* **EXERCISE PROMPT**:
Look through the records that follow. Copy every line containing the word "color".

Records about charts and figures
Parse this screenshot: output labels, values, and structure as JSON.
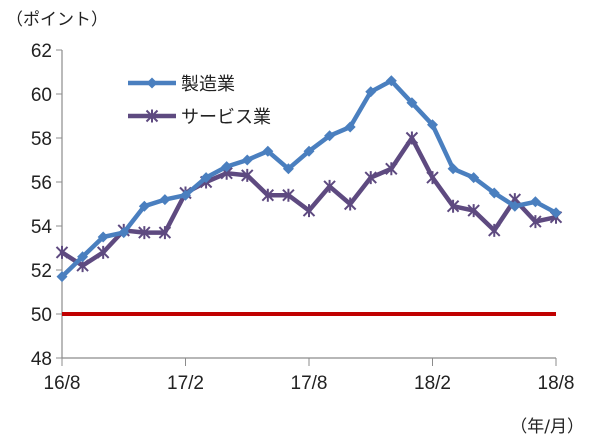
{
  "chart_data": {
    "type": "line",
    "ylabel": "（ポイント）",
    "xlabel": "（年/月）",
    "ylim": [
      48,
      62
    ],
    "yticks": [
      48,
      50,
      52,
      54,
      56,
      58,
      60,
      62
    ],
    "xtick_labels": [
      "16/8",
      "17/2",
      "17/8",
      "18/2",
      "18/8"
    ],
    "x": [
      "16/8",
      "16/9",
      "16/10",
      "16/11",
      "16/12",
      "17/1",
      "17/2",
      "17/3",
      "17/4",
      "17/5",
      "17/6",
      "17/7",
      "17/8",
      "17/9",
      "17/10",
      "17/11",
      "17/12",
      "18/1",
      "18/2",
      "18/3",
      "18/4",
      "18/5",
      "18/6",
      "18/7",
      "18/8"
    ],
    "series": [
      {
        "name": "製造業",
        "color": "#4a7fbf",
        "marker": "diamond",
        "values": [
          51.7,
          52.6,
          53.5,
          53.7,
          54.9,
          55.2,
          55.4,
          56.2,
          56.7,
          57.0,
          57.4,
          56.6,
          57.4,
          58.1,
          58.5,
          60.1,
          60.6,
          59.6,
          58.6,
          56.6,
          56.2,
          55.5,
          54.9,
          55.1,
          54.6
        ]
      },
      {
        "name": "サービス業",
        "color": "#5e4a80",
        "marker": "star",
        "values": [
          52.8,
          52.2,
          52.8,
          53.8,
          53.7,
          53.7,
          55.5,
          56.0,
          56.4,
          56.3,
          55.4,
          55.4,
          54.7,
          55.8,
          55.0,
          56.2,
          56.6,
          58.0,
          56.2,
          54.9,
          54.7,
          53.8,
          55.2,
          54.2,
          54.4
        ]
      }
    ],
    "reference_line": {
      "value": 50,
      "color": "#c00000"
    },
    "legend_position": "top-left inside"
  }
}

* **OUTPUT BELOW**:
        "color": "#4a7fbf",
        "color": "#5e4a80",
      "color": "#c00000"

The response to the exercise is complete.